-- BEGIN Available records --

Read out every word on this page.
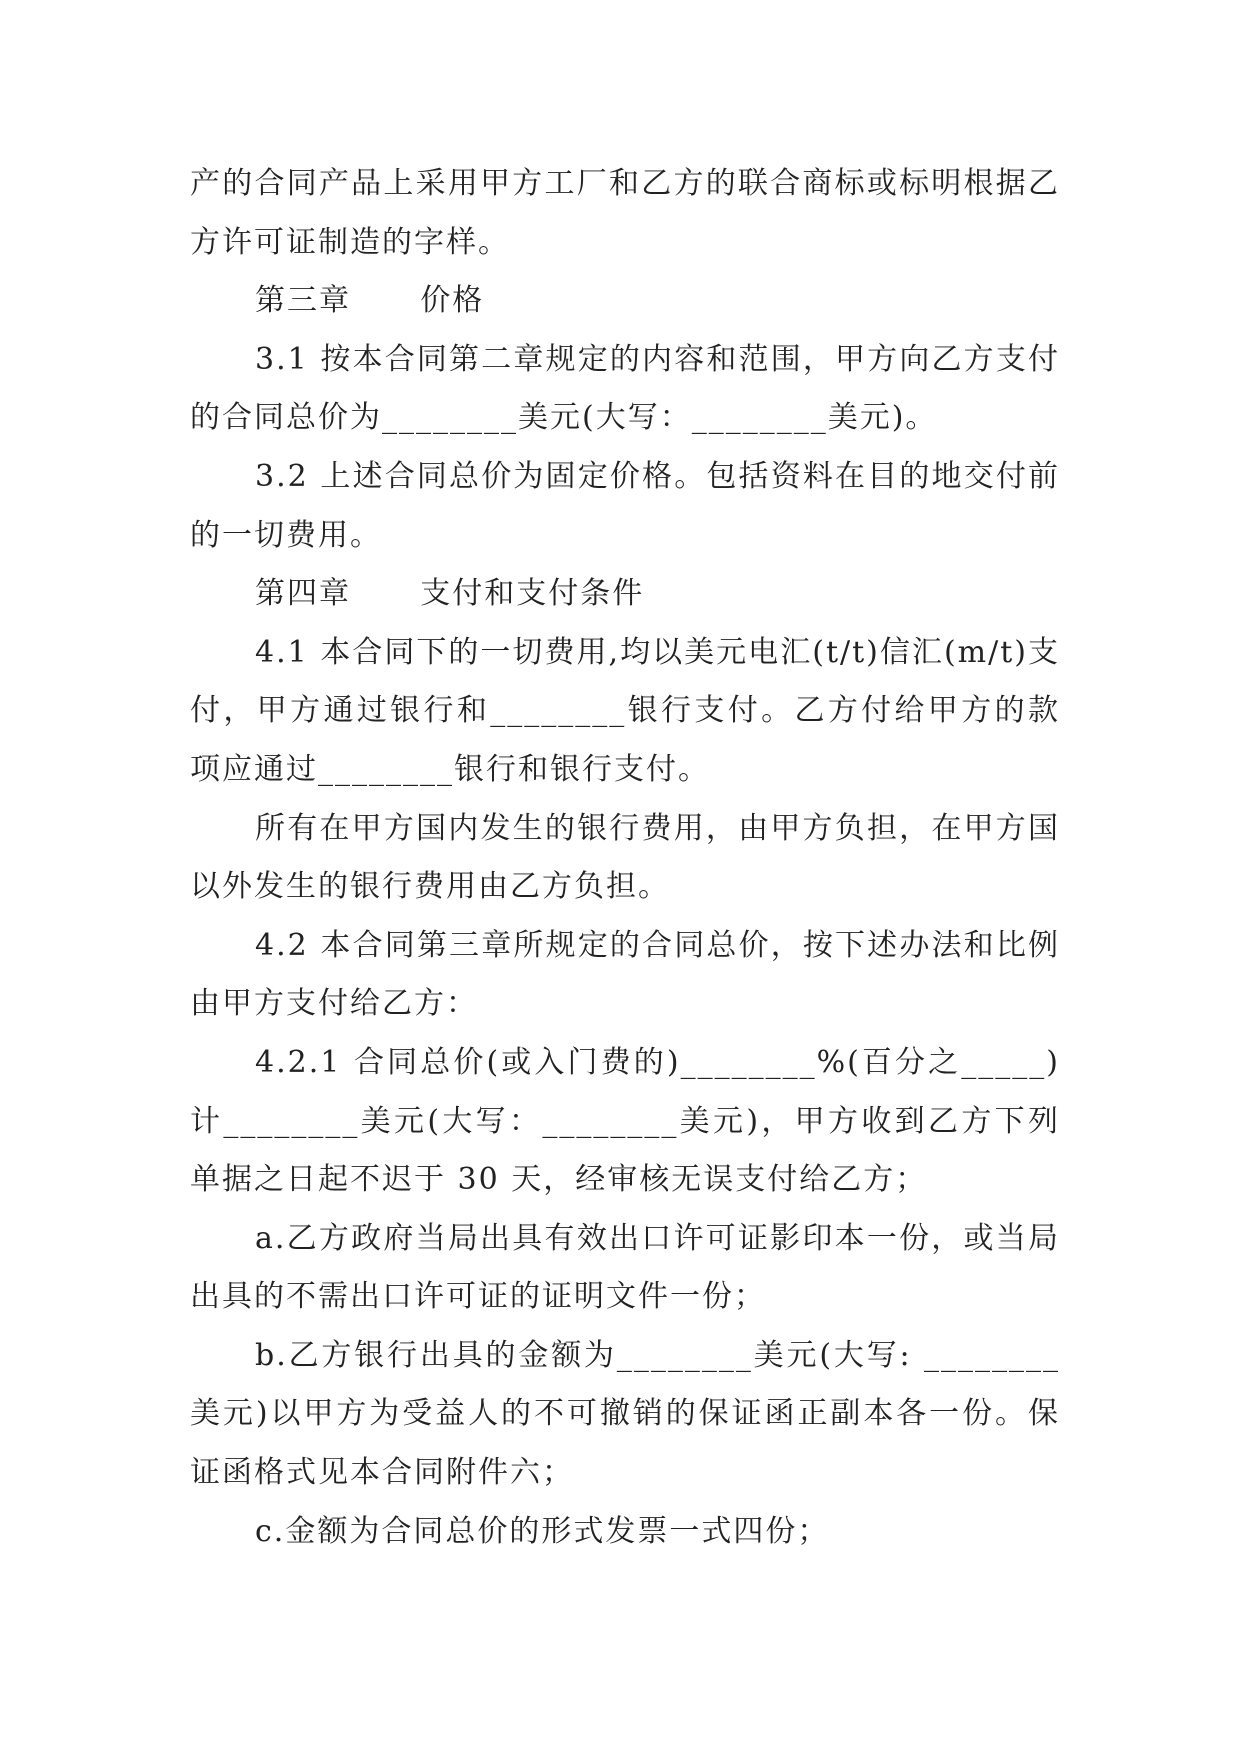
产的合同产品上采用甲方工厂和乙方的联合商标或标明根据乙方许可证制造的字样。

第三章      价格

3.1 按本合同第二章规定的内容和范围，甲方向乙方支付的合同总价为________美元(大写：________美元)。

3.2 上述合同总价为固定价格。包括资料在目的地交付前的一切费用。

第四章      支付和支付条件

4.1 本合同下的一切费用,均以美元电汇(t/t)信汇(m/t)支付，甲方通过银行和________银行支付。乙方付给甲方的款项应通过________银行和银行支付。

所有在甲方国内发生的银行费用，由甲方负担，在甲方国以外发生的银行费用由乙方负担。

4.2 本合同第三章所规定的合同总价，按下述办法和比例由甲方支付给乙方：

4.2.1 合同总价(或入门费的)________%(百分之_____)计________美元(大写：________美元)，甲方收到乙方下列单据之日起不迟于 30 天，经审核无误支付给乙方；

a.乙方政府当局出具有效出口许可证影印本一份，或当局出具的不需出口许可证的证明文件一份；

b.乙方银行出具的金额为________美元(大写: ________美元)以甲方为受益人的不可撤销的保证函正副本各一份。保证函格式见本合同附件六；

c.金额为合同总价的形式发票一式四份；
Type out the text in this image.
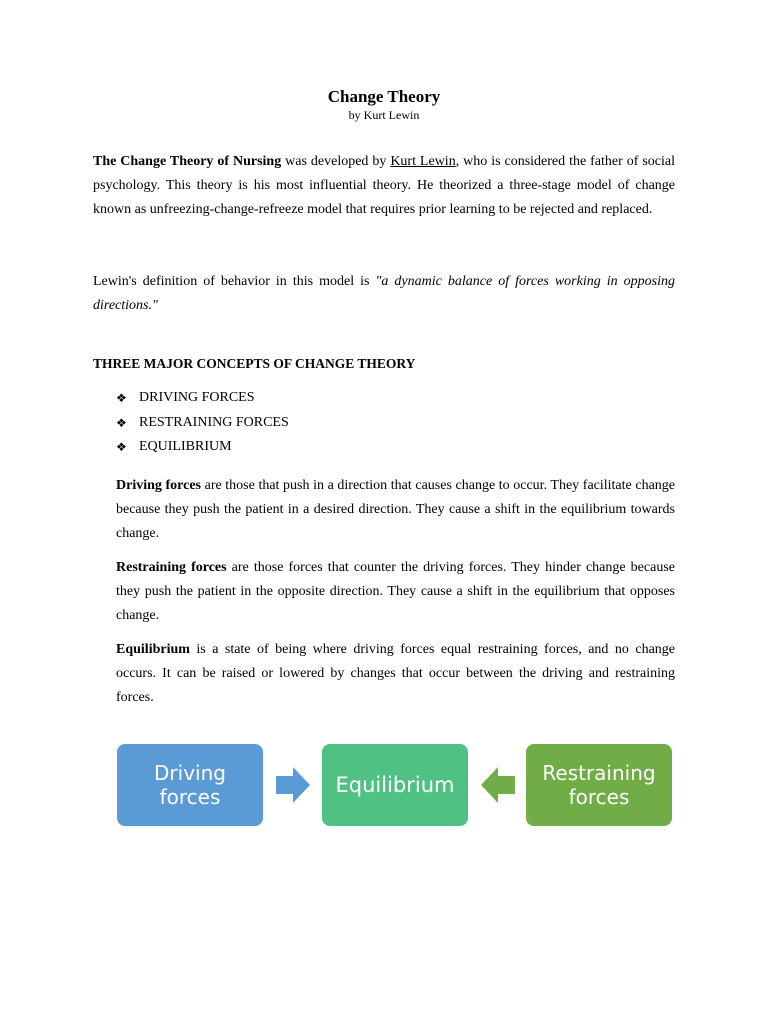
Change Theory
by Kurt Lewin

The Change Theory of Nursing was developed by Kurt Lewin, who is considered the father of social psychology. This theory is his most influential theory. He theorized a three-stage model of change known as unfreezing-change-refreeze model that requires prior learning to be rejected and replaced.

Lewin's definition of behavior in this model is "a dynamic balance of forces working in opposing directions."

THREE MAJOR CONCEPTS OF CHANGE THEORY
❖ DRIVING FORCES
❖ RESTRAINING FORCES
❖ EQUILIBRIUM

Driving forces are those that push in a direction that causes change to occur. They facilitate change because they push the patient in a desired direction. They cause a shift in the equilibrium towards change.

Restraining forces are those forces that counter the driving forces. They hinder change because they push the patient in the opposite direction. They cause a shift in the equilibrium that opposes change.

Equilibrium is a state of being where driving forces equal restraining forces, and no change occurs. It can be raised or lowered by changes that occur between the driving and restraining forces.

Driving
forces	Equilibrium	Restraining
forces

-- END Available records --

Request
Find each line that has the word "They", then copy it out.

Exercise result
Driving forces are those that push in a direction that causes change to occur. They facilitate change because they push the patient in a desired direction. They cause a shift in the equilibrium towards change.
Restraining forces are those forces that counter the driving forces. They hinder change because they push the patient in the opposite direction. They cause a shift in the equilibrium that opposes change.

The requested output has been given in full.